Task goal: Starting at the line with "Decode this image", return every line through the final one of the data, word for word. Pictures stay out.
======== Stored data
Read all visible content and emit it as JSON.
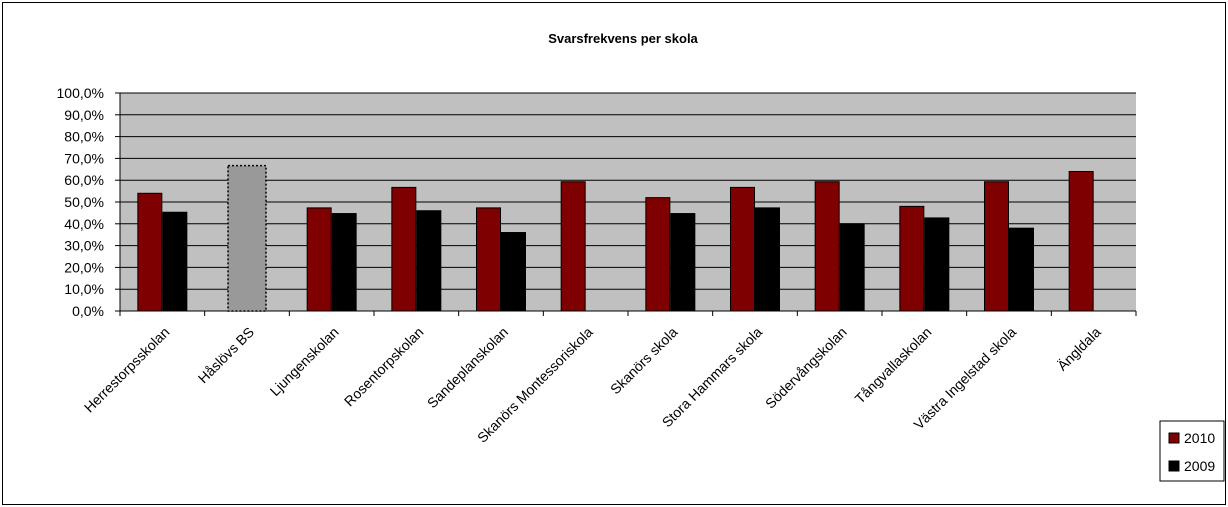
{
  "chart_data": {
    "type": "bar",
    "title": "Svarsfrekvens per skola",
    "categories": [
      "Herrestorpsskolan",
      "Håslövs BS",
      "Ljungenskolan",
      "Rosentorpskolan",
      "Sandeplanskolan",
      "Skanörs Montessoriskola",
      "Skanörs skola",
      "Stora Hammars skola",
      "Södervångskolan",
      "Tångvallaskolan",
      "Västra Ingelstad skola",
      "Ängldala"
    ],
    "series": [
      {
        "name": "2010",
        "color": "#7f0000",
        "values": [
          54.0,
          null,
          47.3,
          56.7,
          47.3,
          59.3,
          52.0,
          56.7,
          59.3,
          48.0,
          59.3,
          64.0
        ]
      },
      {
        "name": "2009",
        "color": "#000000",
        "values": [
          45.3,
          null,
          44.7,
          46.0,
          36.0,
          null,
          44.7,
          47.3,
          40.0,
          42.7,
          38.0,
          null
        ]
      }
    ],
    "special_bars": [
      {
        "category": "Håslövs BS",
        "value": 66.7,
        "color": "#999999",
        "style": "dotted-outline"
      }
    ],
    "yticks": [
      "0,0%",
      "10,0%",
      "20,0%",
      "30,0%",
      "40,0%",
      "50,0%",
      "60,0%",
      "70,0%",
      "80,0%",
      "90,0%",
      "100,0%"
    ],
    "ylim": [
      0,
      100
    ],
    "xlabel": "",
    "ylabel": "",
    "grid": true,
    "plot_background": "#c0c0c0",
    "legend_position": "right"
  }
}
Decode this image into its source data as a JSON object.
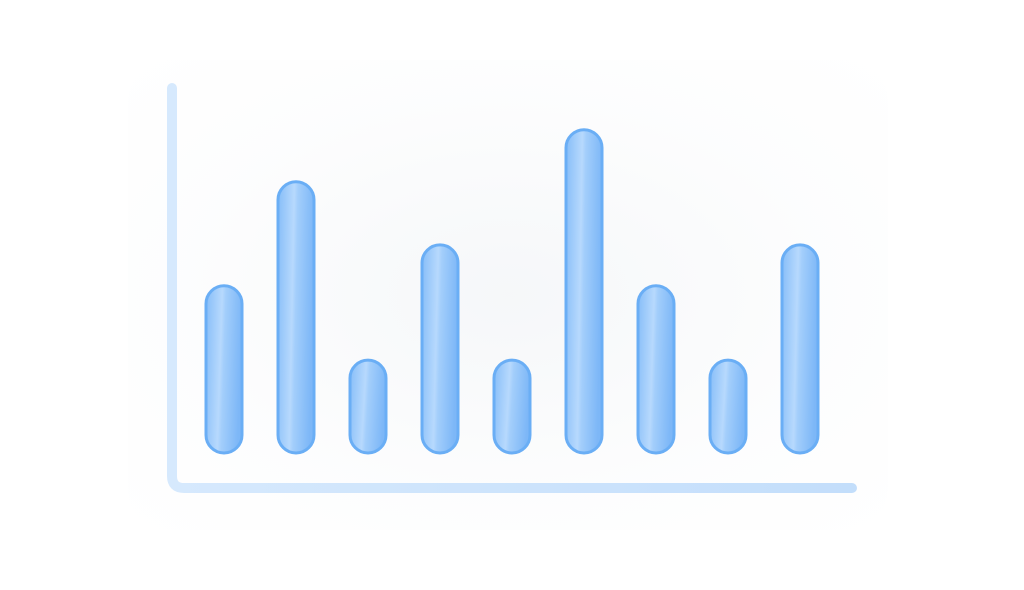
{
  "chart_data": {
    "type": "bar",
    "title": "",
    "xlabel": "",
    "ylabel": "",
    "categories": [
      "",
      "",
      "",
      "",
      "",
      "",
      "",
      "",
      ""
    ],
    "values": [
      4.5,
      7.3,
      2.5,
      5.6,
      2.5,
      8.7,
      4.5,
      2.5,
      5.6
    ],
    "ylim": [
      0,
      9.5
    ],
    "grid": false,
    "legend": "none",
    "colors": {
      "bar_fill_dark": "#7fb9f8",
      "bar_fill_light": "#b9dafd",
      "bar_stroke": "#6aaef5",
      "axis": "#c9e2fc"
    }
  }
}
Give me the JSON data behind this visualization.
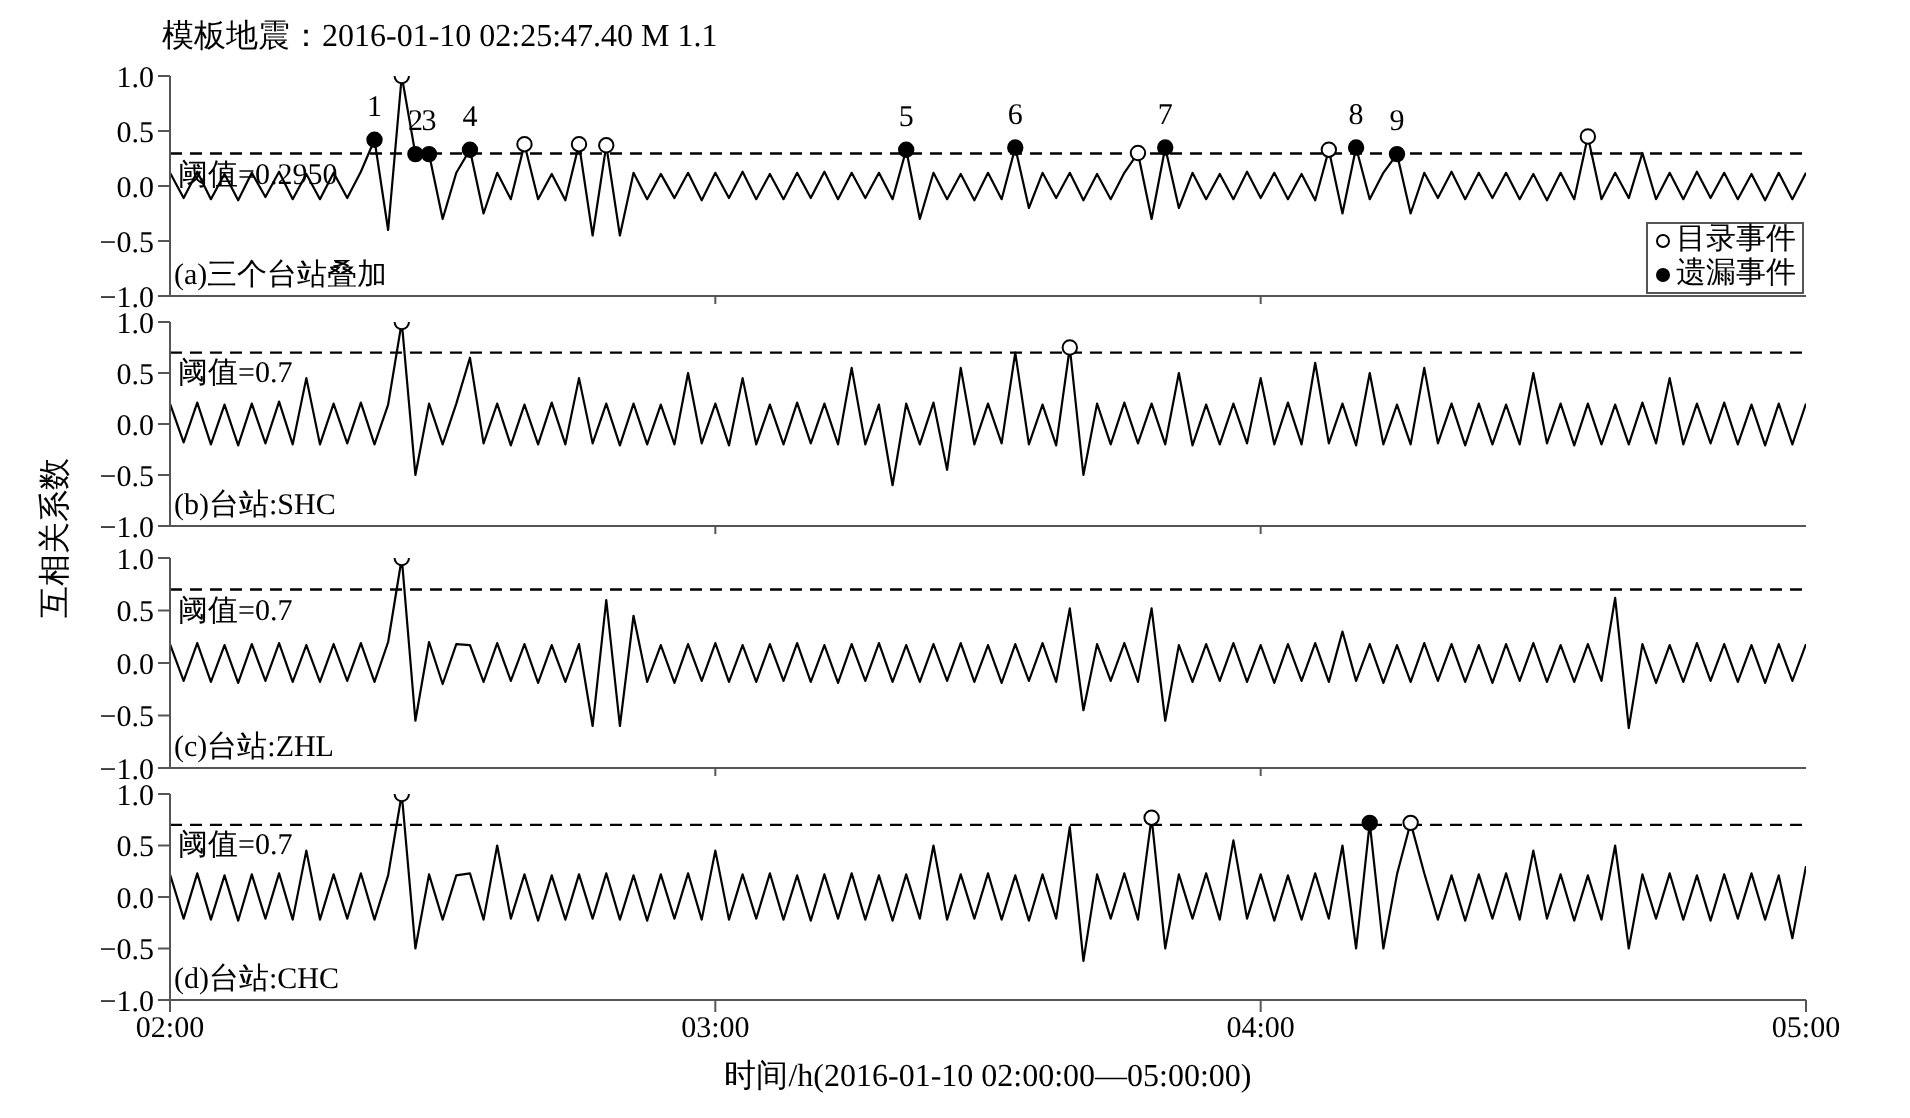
================
The output:
Decode this image into its source data as a JSON object.
{
  "chart_data": {
    "type": "bar",
    "title": "",
    "xlabel": "",
    "ylabel": "",
    "categories": [
      "",
      "",
      "",
      "",
      "",
      "",
      "",
      "",
      ""
    ],
    "values": [
      4.5,
      7.3,
      2.5,
      5.6,
      2.5,
      8.7,
      4.5,
      2.5,
      5.6
    ],
    "ylim": [
      0,
      9.5
    ],
    "grid": false,
    "legend": "none",
    "colors": {
      "bar_fill_dark": "#7fb9f8",
      "bar_fill_light": "#b9dafd",
      "bar_stroke": "#6aaef5",
      "axis": "#c9e2fc"
    }
  }
}
Give me the JSON data behind this visualization.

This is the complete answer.